__SET TASK__
Transcribe each entry below exactly. Pictures do not go in the copy.

Collected data

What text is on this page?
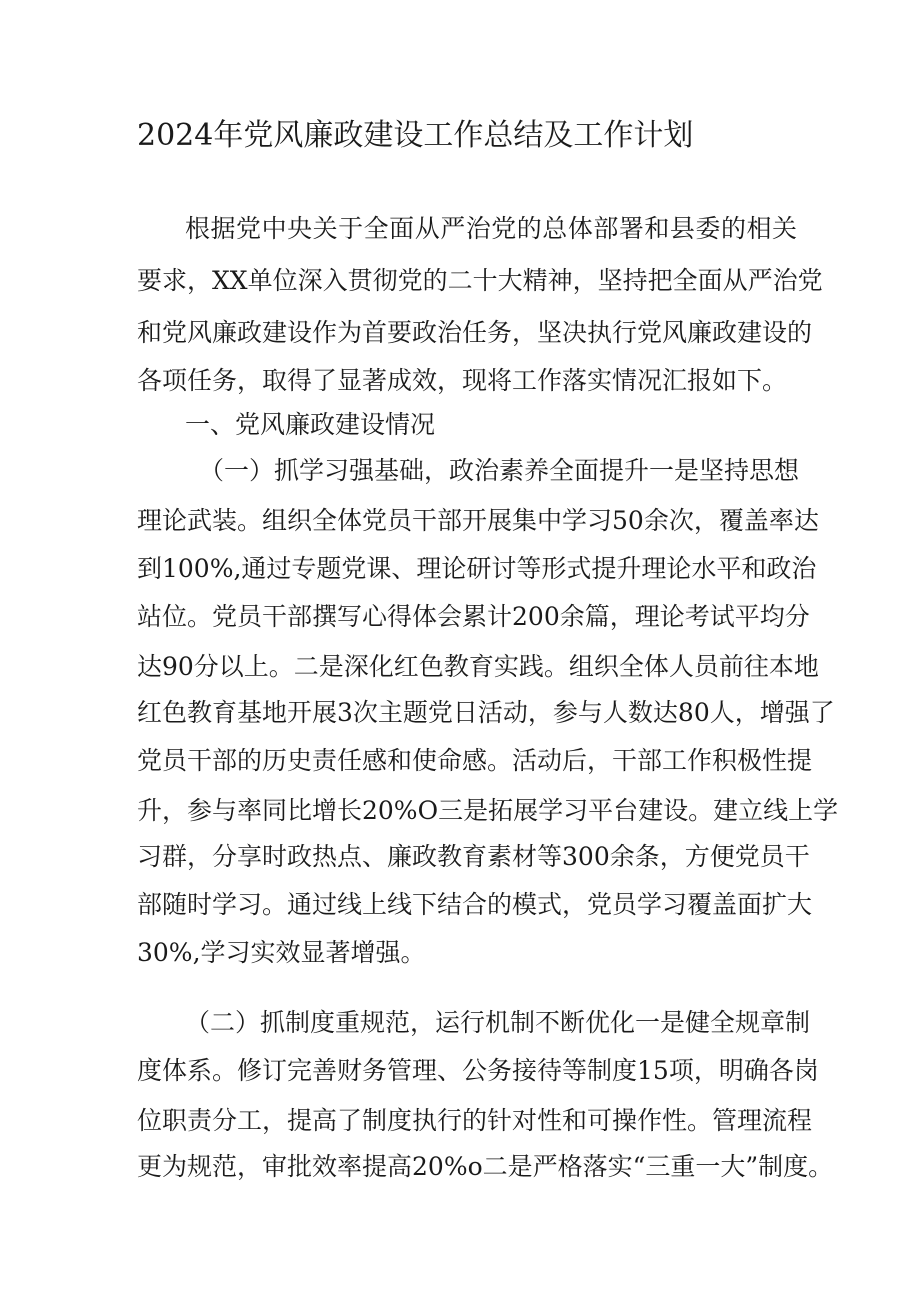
2024年党风廉政建设工作总结及工作计划
根据党中央关于全面从严治党的总体部署和县委的相关
要求，XX单位深入贯彻党的二十大精神，坚持把全面从严治党
和党风廉政建设作为首要政治任务，坚决执行党风廉政建设的
各项任务，取得了显著成效，现将工作落实情况汇报如下。
一、党风廉政建设情况
（一）抓学习强基础，政治素养全面提升一是坚持思想
理论武装。组织全体党员干部开展集中学习50余次，覆盖率达
到100%,通过专题党课、理论研讨等形式提升理论水平和政治
站位。党员干部撰写心得体会累计200余篇，理论考试平均分
达90分以上。二是深化红色教育实践。组织全体人员前往本地
红色教育基地开展3次主题党日活动，参与人数达80人，增强了
党员干部的历史责任感和使命感。活动后，干部工作积极性提
升，参与率同比增长20%O三是拓展学习平台建设。建立线上学
习群，分享时政热点、廉政教育素材等300余条，方便党员干
部随时学习。通过线上线下结合的模式，党员学习覆盖面扩大
30%,学习实效显著增强。
（二）抓制度重规范，运行机制不断优化一是健全规章制
度体系。修订完善财务管理、公务接待等制度15项，明确各岗
位职责分工，提高了制度执行的针对性和可操作性。管理流程
更为规范，审批效率提高20%o二是严格落实“三重一大”制度。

__EXERCISE RESPONSE__
What text is on this page?
2024年党风廉政建设工作总结及工作计划
根据党中央关于全面从严治党的总体部署和县委的相关
要求，XX单位深入贯彻党的二十大精神，坚持把全面从严治党
和党风廉政建设作为首要政治任务，坚决执行党风廉政建设的
各项任务，取得了显著成效，现将工作落实情况汇报如下。
一、党风廉政建设情况
（一）抓学习强基础，政治素养全面提升一是坚持思想
理论武装。组织全体党员干部开展集中学习50余次，覆盖率达
到100%,通过专题党课、理论研讨等形式提升理论水平和政治
站位。党员干部撰写心得体会累计200余篇，理论考试平均分
达90分以上。二是深化红色教育实践。组织全体人员前往本地
红色教育基地开展3次主题党日活动，参与人数达80人，增强了
党员干部的历史责任感和使命感。活动后，干部工作积极性提
升，参与率同比增长20%O三是拓展学习平台建设。建立线上学
习群，分享时政热点、廉政教育素材等300余条，方便党员干
部随时学习。通过线上线下结合的模式，党员学习覆盖面扩大
30%,学习实效显著增强。
（二）抓制度重规范，运行机制不断优化一是健全规章制
度体系。修订完善财务管理、公务接待等制度15项，明确各岗
位职责分工，提高了制度执行的针对性和可操作性。管理流程
更为规范，审批效率提高20%o二是严格落实“三重一大”制度。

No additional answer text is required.